## START Extracted data

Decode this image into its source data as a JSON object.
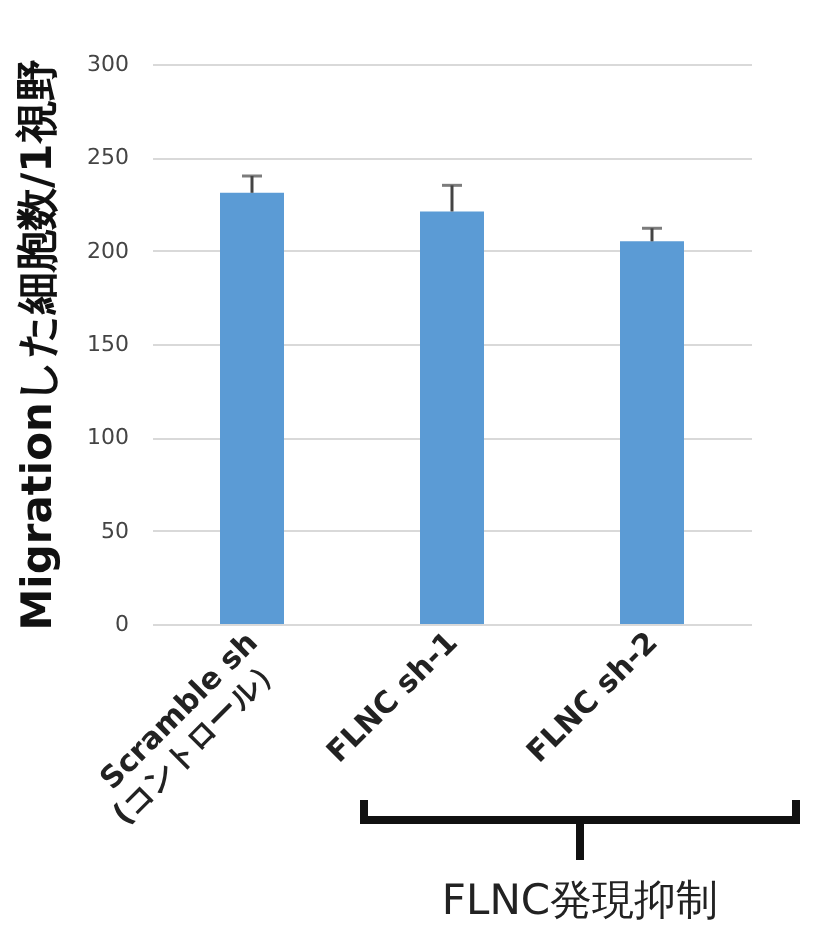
{
  "chart_data": {
    "type": "bar",
    "ylabel": "Migrationした細胞数/1視野",
    "categories": [
      "Scramble sh\n(コントロール）",
      "FLNC sh-1",
      "FLNC sh-2"
    ],
    "values": [
      231,
      221,
      205
    ],
    "errors": [
      [
        231,
        240
      ],
      [
        221,
        235
      ],
      [
        205,
        212
      ]
    ],
    "color": "#5b9bd5",
    "ylim": [
      0,
      300
    ],
    "yticks": [
      0,
      50,
      100,
      150,
      200,
      250,
      300
    ],
    "grid": "y",
    "annotations": [
      "FLNC発現抑制"
    ]
  }
}
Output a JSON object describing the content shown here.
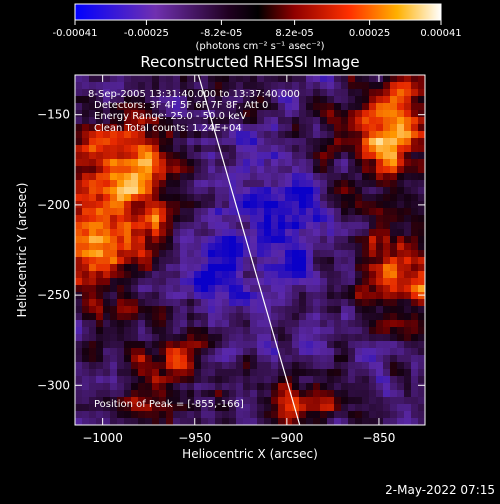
{
  "chart_data": {
    "type": "heatmap",
    "title": "Reconstructed RHESSI Image",
    "colorbar": {
      "ticks": [
        "-0.00041",
        "-0.00025",
        "-8.2e-05",
        "8.2e-05",
        "0.00025",
        "0.00041"
      ],
      "tick_values": [
        -0.00041,
        -0.00025,
        -8.2e-05,
        8.2e-05,
        0.00025,
        0.00041
      ],
      "range": [
        -0.00041,
        0.00041
      ],
      "unit_label": "(photons cm⁻² s⁻¹ asec⁻²)",
      "colormap": [
        "#0000ff",
        "#8040c0",
        "#000000",
        "#a00000",
        "#ff4000",
        "#ffc000",
        "#ffffff"
      ]
    },
    "xlabel": "Heliocentric X (arcsec)",
    "ylabel": "Heliocentric Y (arcsec)",
    "xlim": [
      -1015,
      -825
    ],
    "ylim": [
      -322,
      -128
    ],
    "xticks": [
      -1000,
      -950,
      -900,
      -850
    ],
    "xtick_labels": [
      "−1000",
      "−950",
      "−900",
      "−850"
    ],
    "yticks": [
      -150,
      -200,
      -250,
      -300
    ],
    "ytick_labels": [
      "−150",
      "−200",
      "−250",
      "−300"
    ],
    "info_lines": [
      "8-Sep-2005 13:31:40.000 to 13:37:40.000",
      "Detectors: 3F 4F 5F 6F 7F 8F, Att 0",
      "Energy Range: 25.0 - 50.0 keV",
      "Clean    Total counts: 1.24E+04"
    ],
    "peak_label": "Position of Peak = [-855,-166]",
    "peak": [
      -855,
      -166
    ],
    "limb_line": {
      "x": [
        -948,
        -893
      ],
      "y": [
        -128,
        -322
      ]
    },
    "timestamp": "2-May-2022 07:15"
  }
}
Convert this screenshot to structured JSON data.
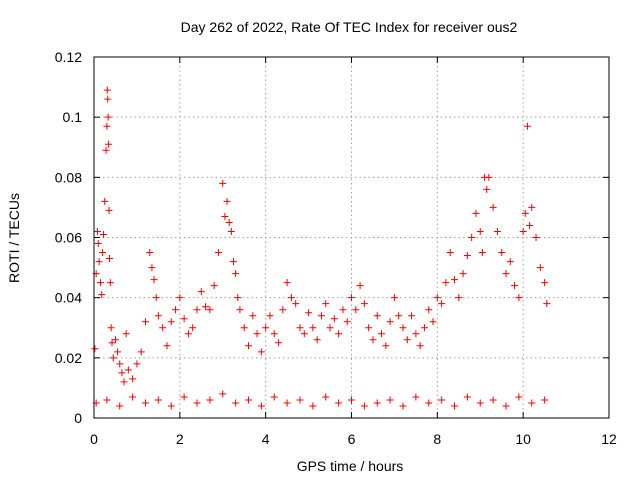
{
  "chart_data": {
    "type": "scatter",
    "title": "Day 262 of 2022, Rate Of TEC Index for receiver ous2",
    "xlabel": "GPS time / hours",
    "ylabel": "ROTI / TECUs",
    "xlim": [
      0,
      12
    ],
    "ylim": [
      0,
      0.12
    ],
    "xticks": [
      0,
      2,
      4,
      6,
      8,
      10,
      12
    ],
    "xtick_labels": [
      "0",
      "2",
      "4",
      "6",
      "8",
      "10",
      "12"
    ],
    "yticks": [
      0,
      0.02,
      0.04,
      0.06,
      0.08,
      0.1,
      0.12
    ],
    "ytick_labels": [
      "0",
      "0.02",
      "0.04",
      "0.06",
      "0.08",
      "0.1",
      "0.12"
    ],
    "grid": true,
    "marker": "+",
    "color": "#ff0000",
    "series": [
      {
        "x": [
          0.02,
          0.05,
          0.08,
          0.1,
          0.12,
          0.15,
          0.18,
          0.2,
          0.22,
          0.25,
          0.28,
          0.3,
          0.31,
          0.32,
          0.33,
          0.34,
          0.35,
          0.36,
          0.38,
          0.4,
          0.42,
          0.45,
          0.5,
          0.55,
          0.6,
          0.65,
          0.7,
          0.75,
          0.8,
          0.9,
          1.0,
          1.1,
          1.2,
          1.3,
          1.35,
          1.4,
          1.45,
          1.5,
          1.6,
          1.7,
          1.8,
          1.9,
          2.0,
          2.1,
          2.2,
          2.3,
          2.4,
          2.5,
          2.6,
          2.7,
          2.8,
          2.9,
          3.0,
          3.05,
          3.1,
          3.15,
          3.2,
          3.25,
          3.3,
          3.35,
          3.4,
          3.5,
          3.6,
          3.7,
          3.8,
          3.9,
          4.0,
          4.1,
          4.2,
          4.3,
          4.4,
          4.5,
          4.6,
          4.7,
          4.8,
          4.9,
          5.0,
          5.1,
          5.2,
          5.3,
          5.4,
          5.5,
          5.6,
          5.7,
          5.8,
          5.9,
          6.0,
          6.1,
          6.2,
          6.3,
          6.4,
          6.5,
          6.6,
          6.7,
          6.8,
          6.9,
          7.0,
          7.1,
          7.2,
          7.3,
          7.4,
          7.5,
          7.6,
          7.7,
          7.8,
          7.9,
          8.0,
          8.1,
          8.2,
          8.3,
          8.4,
          8.5,
          8.6,
          8.7,
          8.8,
          8.9,
          9.0,
          9.05,
          9.1,
          9.15,
          9.2,
          9.3,
          9.4,
          9.5,
          9.6,
          9.7,
          9.8,
          9.9,
          10.0,
          10.05,
          10.1,
          10.15,
          10.2,
          10.3,
          10.4,
          10.5,
          10.55
        ],
        "y": [
          0.023,
          0.048,
          0.062,
          0.058,
          0.052,
          0.045,
          0.041,
          0.055,
          0.061,
          0.072,
          0.089,
          0.097,
          0.109,
          0.106,
          0.1,
          0.091,
          0.069,
          0.053,
          0.045,
          0.03,
          0.025,
          0.02,
          0.026,
          0.022,
          0.018,
          0.015,
          0.012,
          0.028,
          0.016,
          0.013,
          0.018,
          0.022,
          0.032,
          0.055,
          0.05,
          0.046,
          0.04,
          0.034,
          0.03,
          0.024,
          0.032,
          0.036,
          0.04,
          0.033,
          0.028,
          0.03,
          0.036,
          0.042,
          0.037,
          0.036,
          0.044,
          0.055,
          0.078,
          0.067,
          0.072,
          0.065,
          0.062,
          0.052,
          0.048,
          0.04,
          0.036,
          0.03,
          0.024,
          0.034,
          0.028,
          0.022,
          0.03,
          0.034,
          0.028,
          0.025,
          0.036,
          0.045,
          0.04,
          0.038,
          0.03,
          0.028,
          0.035,
          0.03,
          0.026,
          0.034,
          0.038,
          0.03,
          0.033,
          0.028,
          0.036,
          0.032,
          0.04,
          0.036,
          0.044,
          0.038,
          0.03,
          0.026,
          0.034,
          0.028,
          0.024,
          0.032,
          0.04,
          0.034,
          0.03,
          0.026,
          0.034,
          0.028,
          0.024,
          0.03,
          0.036,
          0.032,
          0.04,
          0.038,
          0.045,
          0.055,
          0.046,
          0.04,
          0.048,
          0.054,
          0.06,
          0.068,
          0.062,
          0.055,
          0.08,
          0.076,
          0.08,
          0.07,
          0.062,
          0.055,
          0.048,
          0.052,
          0.044,
          0.04,
          0.062,
          0.068,
          0.097,
          0.064,
          0.07,
          0.06,
          0.05,
          0.045,
          0.038
        ]
      },
      {
        "name": "",
        "x": [
          0.05,
          0.3,
          0.6,
          0.9,
          1.2,
          1.5,
          1.8,
          2.1,
          2.4,
          2.7,
          3.0,
          3.3,
          3.6,
          3.9,
          4.2,
          4.5,
          4.8,
          5.1,
          5.4,
          5.7,
          6.0,
          6.3,
          6.6,
          6.9,
          7.2,
          7.5,
          7.8,
          8.1,
          8.4,
          8.7,
          9.0,
          9.3,
          9.6,
          9.9,
          10.2,
          10.5
        ],
        "y": [
          0.005,
          0.006,
          0.004,
          0.007,
          0.005,
          0.006,
          0.004,
          0.007,
          0.005,
          0.006,
          0.008,
          0.005,
          0.006,
          0.004,
          0.007,
          0.005,
          0.006,
          0.004,
          0.007,
          0.005,
          0.006,
          0.004,
          0.005,
          0.006,
          0.004,
          0.007,
          0.005,
          0.006,
          0.004,
          0.007,
          0.005,
          0.006,
          0.004,
          0.007,
          0.005,
          0.006
        ]
      }
    ]
  }
}
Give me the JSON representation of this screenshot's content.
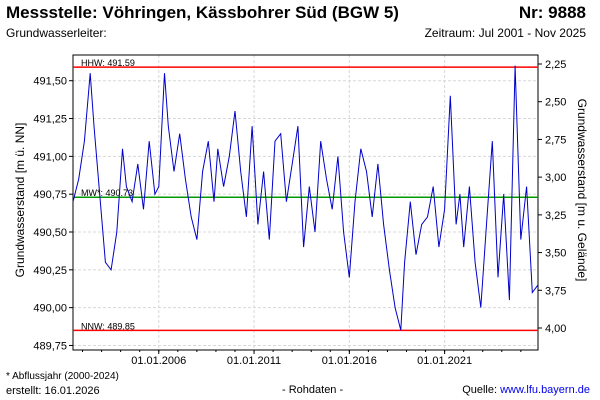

## END Extracted data

Say the number of lines in the records above that include the string "object", and no more.

The answer: 2